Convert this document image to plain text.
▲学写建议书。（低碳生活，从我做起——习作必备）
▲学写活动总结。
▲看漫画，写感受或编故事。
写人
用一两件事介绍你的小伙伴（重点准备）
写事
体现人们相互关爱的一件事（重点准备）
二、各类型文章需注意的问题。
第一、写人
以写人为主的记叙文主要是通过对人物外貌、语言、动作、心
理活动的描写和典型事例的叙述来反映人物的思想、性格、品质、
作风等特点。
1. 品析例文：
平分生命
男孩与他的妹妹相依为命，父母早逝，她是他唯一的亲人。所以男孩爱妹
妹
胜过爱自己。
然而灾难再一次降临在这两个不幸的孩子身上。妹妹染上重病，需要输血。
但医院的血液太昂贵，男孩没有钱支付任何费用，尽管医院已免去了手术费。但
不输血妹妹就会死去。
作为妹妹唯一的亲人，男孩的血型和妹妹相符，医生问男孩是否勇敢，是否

◆ ◆ ◆

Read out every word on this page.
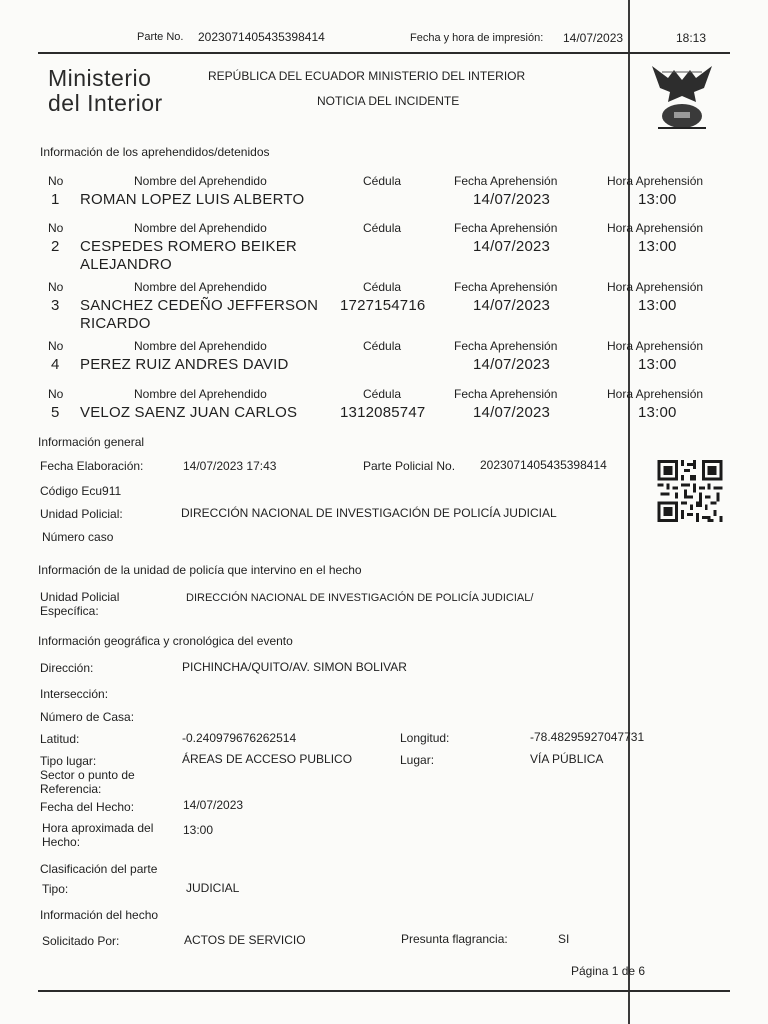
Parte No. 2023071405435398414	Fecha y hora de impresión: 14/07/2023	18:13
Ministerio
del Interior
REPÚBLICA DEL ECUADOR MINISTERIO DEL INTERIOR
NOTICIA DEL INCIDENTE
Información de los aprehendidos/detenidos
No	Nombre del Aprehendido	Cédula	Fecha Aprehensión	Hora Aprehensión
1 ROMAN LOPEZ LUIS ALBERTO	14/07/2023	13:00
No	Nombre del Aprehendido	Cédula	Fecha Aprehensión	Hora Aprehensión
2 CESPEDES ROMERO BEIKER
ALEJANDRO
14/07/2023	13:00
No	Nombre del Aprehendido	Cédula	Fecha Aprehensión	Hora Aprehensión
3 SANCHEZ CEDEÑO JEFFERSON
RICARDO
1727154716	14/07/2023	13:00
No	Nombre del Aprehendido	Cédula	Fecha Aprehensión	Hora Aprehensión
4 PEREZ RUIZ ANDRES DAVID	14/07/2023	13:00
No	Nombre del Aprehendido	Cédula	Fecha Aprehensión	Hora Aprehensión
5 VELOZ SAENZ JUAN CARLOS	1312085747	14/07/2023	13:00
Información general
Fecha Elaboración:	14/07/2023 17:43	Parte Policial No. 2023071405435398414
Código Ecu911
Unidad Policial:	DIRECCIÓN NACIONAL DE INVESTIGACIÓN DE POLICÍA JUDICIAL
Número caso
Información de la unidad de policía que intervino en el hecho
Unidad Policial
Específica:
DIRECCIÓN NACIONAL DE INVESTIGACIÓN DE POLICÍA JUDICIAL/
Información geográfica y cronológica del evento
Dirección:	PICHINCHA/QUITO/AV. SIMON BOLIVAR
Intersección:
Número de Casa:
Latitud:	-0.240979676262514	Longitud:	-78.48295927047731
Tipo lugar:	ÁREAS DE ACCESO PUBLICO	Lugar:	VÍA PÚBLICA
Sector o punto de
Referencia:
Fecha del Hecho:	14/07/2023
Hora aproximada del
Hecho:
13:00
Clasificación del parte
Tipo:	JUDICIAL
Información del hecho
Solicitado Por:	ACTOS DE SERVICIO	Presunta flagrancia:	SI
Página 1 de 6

◆ ◆ ◆

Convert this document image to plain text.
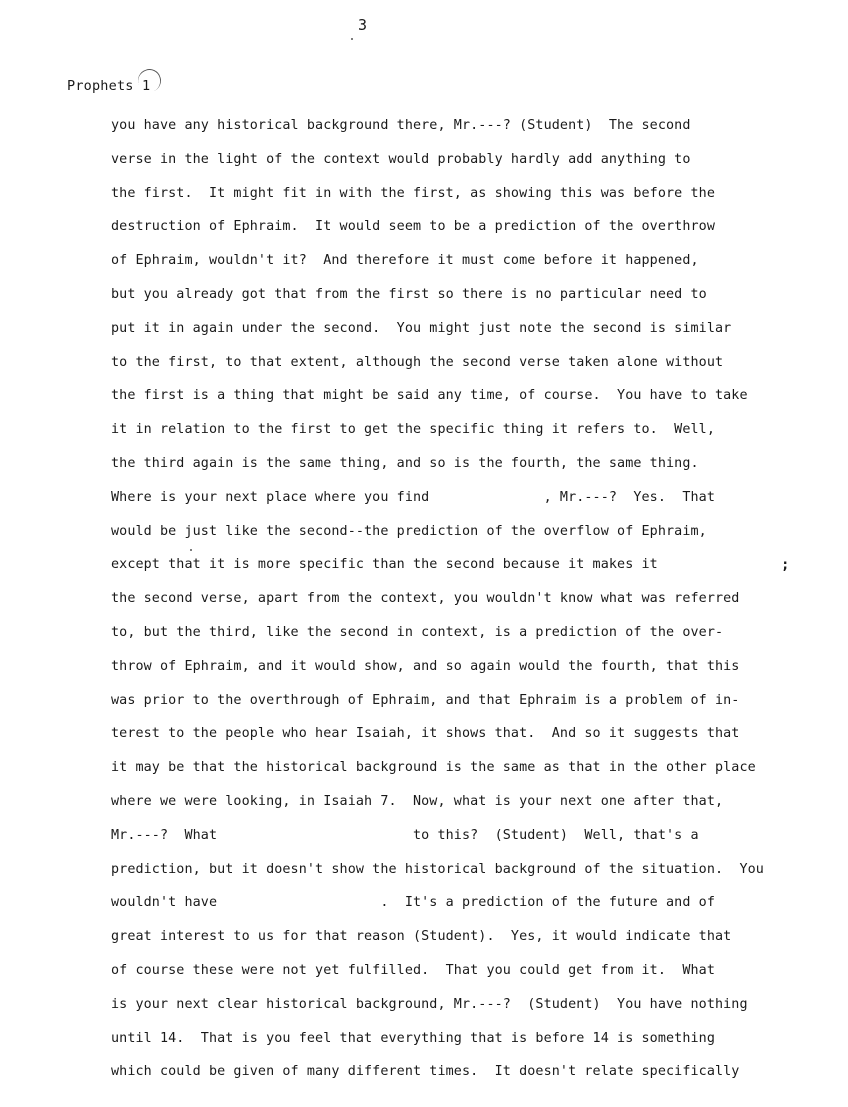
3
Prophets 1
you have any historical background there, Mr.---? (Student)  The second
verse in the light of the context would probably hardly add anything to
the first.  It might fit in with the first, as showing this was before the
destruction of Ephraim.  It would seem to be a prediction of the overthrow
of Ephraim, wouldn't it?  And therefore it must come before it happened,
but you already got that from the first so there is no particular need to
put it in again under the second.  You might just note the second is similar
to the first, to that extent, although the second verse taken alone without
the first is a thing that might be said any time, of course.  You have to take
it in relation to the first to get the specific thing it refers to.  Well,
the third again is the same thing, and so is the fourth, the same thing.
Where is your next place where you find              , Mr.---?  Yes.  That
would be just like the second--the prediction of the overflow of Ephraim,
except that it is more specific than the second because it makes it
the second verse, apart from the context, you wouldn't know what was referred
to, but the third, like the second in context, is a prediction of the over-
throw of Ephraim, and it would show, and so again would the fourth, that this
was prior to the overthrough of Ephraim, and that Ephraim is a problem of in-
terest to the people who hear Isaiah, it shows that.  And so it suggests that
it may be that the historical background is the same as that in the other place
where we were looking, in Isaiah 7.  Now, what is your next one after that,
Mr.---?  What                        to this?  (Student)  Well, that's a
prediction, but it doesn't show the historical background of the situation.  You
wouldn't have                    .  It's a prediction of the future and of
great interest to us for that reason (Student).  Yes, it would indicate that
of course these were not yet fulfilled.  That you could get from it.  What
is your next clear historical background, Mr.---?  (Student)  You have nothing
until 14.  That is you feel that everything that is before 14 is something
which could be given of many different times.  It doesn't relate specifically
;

◆ ◆ ◆

Return the lines of the records that include the string "again".

put it in again under the second.  You might just note the second is similar
the third again is the same thing, and so is the fourth, the same thing.
throw of Ephraim, and it would show, and so again would the fourth, that this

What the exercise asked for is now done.